**What is required:** Could you reproduce each of the following items word for word, with no changes?

[Begin]

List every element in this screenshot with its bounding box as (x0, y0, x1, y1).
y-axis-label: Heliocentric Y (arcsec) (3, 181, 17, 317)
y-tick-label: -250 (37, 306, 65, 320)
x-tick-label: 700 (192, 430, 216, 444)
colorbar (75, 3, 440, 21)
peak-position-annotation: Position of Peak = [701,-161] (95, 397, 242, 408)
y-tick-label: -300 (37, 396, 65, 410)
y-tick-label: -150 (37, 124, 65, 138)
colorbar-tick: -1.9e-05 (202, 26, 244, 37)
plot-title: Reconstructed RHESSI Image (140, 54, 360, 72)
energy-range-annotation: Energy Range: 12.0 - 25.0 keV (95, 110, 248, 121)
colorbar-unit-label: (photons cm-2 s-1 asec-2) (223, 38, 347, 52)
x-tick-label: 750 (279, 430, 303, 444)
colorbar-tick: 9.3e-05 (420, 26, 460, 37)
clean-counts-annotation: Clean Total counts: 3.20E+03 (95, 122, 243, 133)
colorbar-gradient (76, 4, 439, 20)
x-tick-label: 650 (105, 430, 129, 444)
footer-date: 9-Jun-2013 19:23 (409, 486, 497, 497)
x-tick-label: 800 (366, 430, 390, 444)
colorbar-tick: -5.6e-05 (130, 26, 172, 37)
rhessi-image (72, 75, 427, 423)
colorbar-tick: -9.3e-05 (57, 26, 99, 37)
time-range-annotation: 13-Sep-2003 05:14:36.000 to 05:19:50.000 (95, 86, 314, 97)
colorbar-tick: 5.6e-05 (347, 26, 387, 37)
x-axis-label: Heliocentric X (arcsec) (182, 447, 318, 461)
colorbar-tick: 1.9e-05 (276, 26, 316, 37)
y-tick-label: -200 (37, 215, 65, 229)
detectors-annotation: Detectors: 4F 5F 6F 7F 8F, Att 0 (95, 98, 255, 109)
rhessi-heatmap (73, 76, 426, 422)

[End]

**The output:**
List every element in this screenshot with its bounding box as (x0, y0, x1, y1).
y-axis-label: Heliocentric Y (arcsec) (3, 181, 17, 317)
y-tick-label: -250 (37, 306, 65, 320)
x-tick-label: 700 (192, 430, 216, 444)
colorbar (75, 3, 440, 21)
peak-position-annotation: Position of Peak = [701,-161] (95, 397, 242, 408)
y-tick-label: -300 (37, 396, 65, 410)
y-tick-label: -150 (37, 124, 65, 138)
colorbar-tick: -1.9e-05 (202, 26, 244, 37)
plot-title: Reconstructed RHESSI Image (140, 54, 360, 72)
energy-range-annotation: Energy Range: 12.0 - 25.0 keV (95, 110, 248, 121)
colorbar-unit-label: (photons cm-2 s-1 asec-2) (223, 38, 347, 52)
x-tick-label: 750 (279, 430, 303, 444)
colorbar-tick: 9.3e-05 (420, 26, 460, 37)
clean-counts-annotation: Clean Total counts: 3.20E+03 (95, 122, 243, 133)
colorbar-gradient (76, 4, 439, 20)
x-tick-label: 650 (105, 430, 129, 444)
footer-date: 9-Jun-2013 19:23 (409, 486, 497, 497)
x-tick-label: 800 (366, 430, 390, 444)
colorbar-tick: -5.6e-05 (130, 26, 172, 37)
rhessi-image (72, 75, 427, 423)
colorbar-tick: -9.3e-05 (57, 26, 99, 37)
time-range-annotation: 13-Sep-2003 05:14:36.000 to 05:19:50.000 (95, 86, 314, 97)
colorbar-tick: 5.6e-05 (347, 26, 387, 37)
x-axis-label: Heliocentric X (arcsec) (182, 447, 318, 461)
colorbar-tick: 1.9e-05 (276, 26, 316, 37)
y-tick-label: -200 (37, 215, 65, 229)
detectors-annotation: Detectors: 4F 5F 6F 7F 8F, Att 0 (95, 98, 255, 109)
rhessi-heatmap (73, 76, 426, 422)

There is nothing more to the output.